**Description of the task:**
Below is some material; transcribe all of it exactly.

— start Records —

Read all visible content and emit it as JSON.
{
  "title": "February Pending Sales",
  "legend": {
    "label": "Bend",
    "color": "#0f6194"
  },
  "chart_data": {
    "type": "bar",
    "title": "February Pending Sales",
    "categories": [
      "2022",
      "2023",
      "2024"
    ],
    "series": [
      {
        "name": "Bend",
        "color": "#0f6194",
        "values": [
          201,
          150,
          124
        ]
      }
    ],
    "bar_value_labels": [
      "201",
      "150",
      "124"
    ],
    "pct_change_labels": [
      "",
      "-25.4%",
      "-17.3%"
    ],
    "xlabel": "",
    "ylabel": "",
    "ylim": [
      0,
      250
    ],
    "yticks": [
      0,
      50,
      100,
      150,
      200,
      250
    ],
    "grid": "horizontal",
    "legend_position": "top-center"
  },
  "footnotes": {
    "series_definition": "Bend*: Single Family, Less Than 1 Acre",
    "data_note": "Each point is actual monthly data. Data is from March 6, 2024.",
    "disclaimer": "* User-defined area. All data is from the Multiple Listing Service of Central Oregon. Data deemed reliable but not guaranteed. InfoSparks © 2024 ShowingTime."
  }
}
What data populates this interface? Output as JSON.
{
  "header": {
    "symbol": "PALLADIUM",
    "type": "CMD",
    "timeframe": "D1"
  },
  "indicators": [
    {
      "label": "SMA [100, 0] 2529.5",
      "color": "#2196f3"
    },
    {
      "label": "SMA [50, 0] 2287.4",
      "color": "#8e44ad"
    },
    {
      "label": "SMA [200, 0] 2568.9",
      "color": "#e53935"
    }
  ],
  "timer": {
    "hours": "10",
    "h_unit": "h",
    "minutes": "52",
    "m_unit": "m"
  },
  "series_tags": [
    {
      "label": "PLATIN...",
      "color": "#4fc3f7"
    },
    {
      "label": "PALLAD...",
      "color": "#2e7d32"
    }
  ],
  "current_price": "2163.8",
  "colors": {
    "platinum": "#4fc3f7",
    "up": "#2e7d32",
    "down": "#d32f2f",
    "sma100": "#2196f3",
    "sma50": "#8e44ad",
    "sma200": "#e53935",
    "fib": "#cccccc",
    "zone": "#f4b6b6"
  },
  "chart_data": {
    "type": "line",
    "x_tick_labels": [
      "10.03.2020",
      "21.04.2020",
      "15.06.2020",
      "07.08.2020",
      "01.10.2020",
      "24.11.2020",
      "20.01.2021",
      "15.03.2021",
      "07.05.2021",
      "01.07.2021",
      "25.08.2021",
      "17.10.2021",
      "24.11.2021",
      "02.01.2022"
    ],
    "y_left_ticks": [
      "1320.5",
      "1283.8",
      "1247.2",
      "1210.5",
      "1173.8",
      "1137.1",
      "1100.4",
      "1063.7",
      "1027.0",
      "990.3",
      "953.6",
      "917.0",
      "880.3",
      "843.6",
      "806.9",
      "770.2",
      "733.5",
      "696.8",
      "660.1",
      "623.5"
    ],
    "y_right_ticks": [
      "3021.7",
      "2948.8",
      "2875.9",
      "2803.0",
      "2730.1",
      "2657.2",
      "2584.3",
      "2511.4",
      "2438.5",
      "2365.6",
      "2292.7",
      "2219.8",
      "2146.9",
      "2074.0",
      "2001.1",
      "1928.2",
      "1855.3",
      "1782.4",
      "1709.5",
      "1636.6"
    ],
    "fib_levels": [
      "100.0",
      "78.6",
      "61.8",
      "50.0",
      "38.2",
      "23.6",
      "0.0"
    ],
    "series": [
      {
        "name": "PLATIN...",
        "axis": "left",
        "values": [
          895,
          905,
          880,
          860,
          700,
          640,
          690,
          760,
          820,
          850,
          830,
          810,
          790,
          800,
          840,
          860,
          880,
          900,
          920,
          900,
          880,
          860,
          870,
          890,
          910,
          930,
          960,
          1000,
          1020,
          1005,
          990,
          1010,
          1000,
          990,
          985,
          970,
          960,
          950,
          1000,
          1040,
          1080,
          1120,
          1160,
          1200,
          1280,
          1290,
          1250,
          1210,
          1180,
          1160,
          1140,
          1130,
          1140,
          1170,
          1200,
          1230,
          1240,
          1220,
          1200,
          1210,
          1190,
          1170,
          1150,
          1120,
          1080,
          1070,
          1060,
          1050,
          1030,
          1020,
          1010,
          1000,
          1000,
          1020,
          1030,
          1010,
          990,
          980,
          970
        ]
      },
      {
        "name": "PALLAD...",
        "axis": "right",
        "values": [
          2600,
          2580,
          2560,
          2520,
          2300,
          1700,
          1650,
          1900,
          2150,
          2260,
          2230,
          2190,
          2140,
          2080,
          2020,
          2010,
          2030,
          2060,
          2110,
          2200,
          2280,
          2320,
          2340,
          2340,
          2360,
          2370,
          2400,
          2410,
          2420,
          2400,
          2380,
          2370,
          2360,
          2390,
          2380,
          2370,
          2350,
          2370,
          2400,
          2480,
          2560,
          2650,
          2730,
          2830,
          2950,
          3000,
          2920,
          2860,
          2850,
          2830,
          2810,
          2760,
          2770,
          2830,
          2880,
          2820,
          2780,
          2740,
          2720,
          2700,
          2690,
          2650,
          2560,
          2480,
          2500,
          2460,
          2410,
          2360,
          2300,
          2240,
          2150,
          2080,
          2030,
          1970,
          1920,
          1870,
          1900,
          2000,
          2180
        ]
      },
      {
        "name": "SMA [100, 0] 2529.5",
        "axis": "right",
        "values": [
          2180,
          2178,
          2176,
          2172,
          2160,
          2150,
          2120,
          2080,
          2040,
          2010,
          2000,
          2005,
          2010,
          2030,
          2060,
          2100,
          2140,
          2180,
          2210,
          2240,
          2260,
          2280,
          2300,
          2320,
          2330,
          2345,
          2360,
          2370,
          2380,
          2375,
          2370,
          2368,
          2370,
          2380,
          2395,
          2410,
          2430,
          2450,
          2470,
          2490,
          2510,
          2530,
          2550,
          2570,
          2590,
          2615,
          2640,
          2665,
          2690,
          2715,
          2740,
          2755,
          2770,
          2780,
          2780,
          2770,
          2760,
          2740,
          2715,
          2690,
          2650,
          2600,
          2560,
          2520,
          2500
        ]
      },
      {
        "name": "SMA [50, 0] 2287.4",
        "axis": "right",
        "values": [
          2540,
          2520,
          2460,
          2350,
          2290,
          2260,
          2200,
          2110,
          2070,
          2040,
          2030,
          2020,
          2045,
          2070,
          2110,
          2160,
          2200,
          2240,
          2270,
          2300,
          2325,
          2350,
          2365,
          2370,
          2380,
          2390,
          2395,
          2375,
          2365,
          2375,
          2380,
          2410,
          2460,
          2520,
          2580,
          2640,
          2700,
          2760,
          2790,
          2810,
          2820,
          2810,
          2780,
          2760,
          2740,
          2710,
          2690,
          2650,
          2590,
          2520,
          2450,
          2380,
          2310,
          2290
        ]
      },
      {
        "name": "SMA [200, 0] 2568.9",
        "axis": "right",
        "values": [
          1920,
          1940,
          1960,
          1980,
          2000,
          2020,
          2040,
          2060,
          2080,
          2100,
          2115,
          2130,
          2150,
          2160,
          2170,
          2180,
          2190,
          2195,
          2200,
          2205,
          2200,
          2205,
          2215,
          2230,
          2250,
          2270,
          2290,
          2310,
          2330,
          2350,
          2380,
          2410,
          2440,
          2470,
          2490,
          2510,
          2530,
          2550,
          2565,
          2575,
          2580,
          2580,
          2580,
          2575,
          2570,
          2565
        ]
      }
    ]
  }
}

— end Records —

**Finished answer:**
Read all visible content and emit it as JSON.
{
  "title": "February Pending Sales",
  "legend": {
    "label": "Bend",
    "color": "#0f6194"
  },
  "chart_data": {
    "type": "bar",
    "title": "February Pending Sales",
    "categories": [
      "2022",
      "2023",
      "2024"
    ],
    "series": [
      {
        "name": "Bend",
        "color": "#0f6194",
        "values": [
          201,
          150,
          124
        ]
      }
    ],
    "bar_value_labels": [
      "201",
      "150",
      "124"
    ],
    "pct_change_labels": [
      "",
      "-25.4%",
      "-17.3%"
    ],
    "xlabel": "",
    "ylabel": "",
    "ylim": [
      0,
      250
    ],
    "yticks": [
      0,
      50,
      100,
      150,
      200,
      250
    ],
    "grid": "horizontal",
    "legend_position": "top-center"
  },
  "footnotes": {
    "series_definition": "Bend*: Single Family, Less Than 1 Acre",
    "data_note": "Each point is actual monthly data. Data is from March 6, 2024.",
    "disclaimer": "* User-defined area. All data is from the Multiple Listing Service of Central Oregon. Data deemed reliable but not guaranteed. InfoSparks © 2024 ShowingTime."
  }
}
What data populates this interface? Output as JSON.
{
  "header": {
    "symbol": "PALLADIUM",
    "type": "CMD",
    "timeframe": "D1"
  },
  "indicators": [
    {
      "label": "SMA [100, 0] 2529.5",
      "color": "#2196f3"
    },
    {
      "label": "SMA [50, 0] 2287.4",
      "color": "#8e44ad"
    },
    {
      "label": "SMA [200, 0] 2568.9",
      "color": "#e53935"
    }
  ],
  "timer": {
    "hours": "10",
    "h_unit": "h",
    "minutes": "52",
    "m_unit": "m"
  },
  "series_tags": [
    {
      "label": "PLATIN...",
      "color": "#4fc3f7"
    },
    {
      "label": "PALLAD...",
      "color": "#2e7d32"
    }
  ],
  "current_price": "2163.8",
  "colors": {
    "platinum": "#4fc3f7",
    "up": "#2e7d32",
    "down": "#d32f2f",
    "sma100": "#2196f3",
    "sma50": "#8e44ad",
    "sma200": "#e53935",
    "fib": "#cccccc",
    "zone": "#f4b6b6"
  },
  "chart_data": {
    "type": "line",
    "x_tick_labels": [
      "10.03.2020",
      "21.04.2020",
      "15.06.2020",
      "07.08.2020",
      "01.10.2020",
      "24.11.2020",
      "20.01.2021",
      "15.03.2021",
      "07.05.2021",
      "01.07.2021",
      "25.08.2021",
      "17.10.2021",
      "24.11.2021",
      "02.01.2022"
    ],
    "y_left_ticks": [
      "1320.5",
      "1283.8",
      "1247.2",
      "1210.5",
      "1173.8",
      "1137.1",
      "1100.4",
      "1063.7",
      "1027.0",
      "990.3",
      "953.6",
      "917.0",
      "880.3",
      "843.6",
      "806.9",
      "770.2",
      "733.5",
      "696.8",
      "660.1",
      "623.5"
    ],
    "y_right_ticks": [
      "3021.7",
      "2948.8",
      "2875.9",
      "2803.0",
      "2730.1",
      "2657.2",
      "2584.3",
      "2511.4",
      "2438.5",
      "2365.6",
      "2292.7",
      "2219.8",
      "2146.9",
      "2074.0",
      "2001.1",
      "1928.2",
      "1855.3",
      "1782.4",
      "1709.5",
      "1636.6"
    ],
    "fib_levels": [
      "100.0",
      "78.6",
      "61.8",
      "50.0",
      "38.2",
      "23.6",
      "0.0"
    ],
    "series": [
      {
        "name": "PLATIN...",
        "axis": "left",
        "values": [
          895,
          905,
          880,
          860,
          700,
          640,
          690,
          760,
          820,
          850,
          830,
          810,
          790,
          800,
          840,
          860,
          880,
          900,
          920,
          900,
          880,
          860,
          870,
          890,
          910,
          930,
          960,
          1000,
          1020,
          1005,
          990,
          1010,
          1000,
          990,
          985,
          970,
          960,
          950,
          1000,
          1040,
          1080,
          1120,
          1160,
          1200,
          1280,
          1290,
          1250,
          1210,
          1180,
          1160,
          1140,
          1130,
          1140,
          1170,
          1200,
          1230,
          1240,
          1220,
          1200,
          1210,
          1190,
          1170,
          1150,
          1120,
          1080,
          1070,
          1060,
          1050,
          1030,
          1020,
          1010,
          1000,
          1000,
          1020,
          1030,
          1010,
          990,
          980,
          970
        ]
      },
      {
        "name": "PALLAD...",
        "axis": "right",
        "values": [
          2600,
          2580,
          2560,
          2520,
          2300,
          1700,
          1650,
          1900,
          2150,
          2260,
          2230,
          2190,
          2140,
          2080,
          2020,
          2010,
          2030,
          2060,
          2110,
          2200,
          2280,
          2320,
          2340,
          2340,
          2360,
          2370,
          2400,
          2410,
          2420,
          2400,
          2380,
          2370,
          2360,
          2390,
          2380,
          2370,
          2350,
          2370,
          2400,
          2480,
          2560,
          2650,
          2730,
          2830,
          2950,
          3000,
          2920,
          2860,
          2850,
          2830,
          2810,
          2760,
          2770,
          2830,
          2880,
          2820,
          2780,
          2740,
          2720,
          2700,
          2690,
          2650,
          2560,
          2480,
          2500,
          2460,
          2410,
          2360,
          2300,
          2240,
          2150,
          2080,
          2030,
          1970,
          1920,
          1870,
          1900,
          2000,
          2180
        ]
      },
      {
        "name": "SMA [100, 0] 2529.5",
        "axis": "right",
        "values": [
          2180,
          2178,
          2176,
          2172,
          2160,
          2150,
          2120,
          2080,
          2040,
          2010,
          2000,
          2005,
          2010,
          2030,
          2060,
          2100,
          2140,
          2180,
          2210,
          2240,
          2260,
          2280,
          2300,
          2320,
          2330,
          2345,
          2360,
          2370,
          2380,
          2375,
          2370,
          2368,
          2370,
          2380,
          2395,
          2410,
          2430,
          2450,
          2470,
          2490,
          2510,
          2530,
          2550,
          2570,
          2590,
          2615,
          2640,
          2665,
          2690,
          2715,
          2740,
          2755,
          2770,
          2780,
          2780,
          2770,
          2760,
          2740,
          2715,
          2690,
          2650,
          2600,
          2560,
          2520,
          2500
        ]
      },
      {
        "name": "SMA [50, 0] 2287.4",
        "axis": "right",
        "values": [
          2540,
          2520,
          2460,
          2350,
          2290,
          2260,
          2200,
          2110,
          2070,
          2040,
          2030,
          2020,
          2045,
          2070,
          2110,
          2160,
          2200,
          2240,
          2270,
          2300,
          2325,
          2350,
          2365,
          2370,
          2380,
          2390,
          2395,
          2375,
          2365,
          2375,
          2380,
          2410,
          2460,
          2520,
          2580,
          2640,
          2700,
          2760,
          2790,
          2810,
          2820,
          2810,
          2780,
          2760,
          2740,
          2710,
          2690,
          2650,
          2590,
          2520,
          2450,
          2380,
          2310,
          2290
        ]
      },
      {
        "name": "SMA [200, 0] 2568.9",
        "axis": "right",
        "values": [
          1920,
          1940,
          1960,
          1980,
          2000,
          2020,
          2040,
          2060,
          2080,
          2100,
          2115,
          2130,
          2150,
          2160,
          2170,
          2180,
          2190,
          2195,
          2200,
          2205,
          2200,
          2205,
          2215,
          2230,
          2250,
          2270,
          2290,
          2310,
          2330,
          2350,
          2380,
          2410,
          2440,
          2470,
          2490,
          2510,
          2530,
          2550,
          2565,
          2575,
          2580,
          2580,
          2580,
          2575,
          2570,
          2565
        ]
      }
    ]
  }
}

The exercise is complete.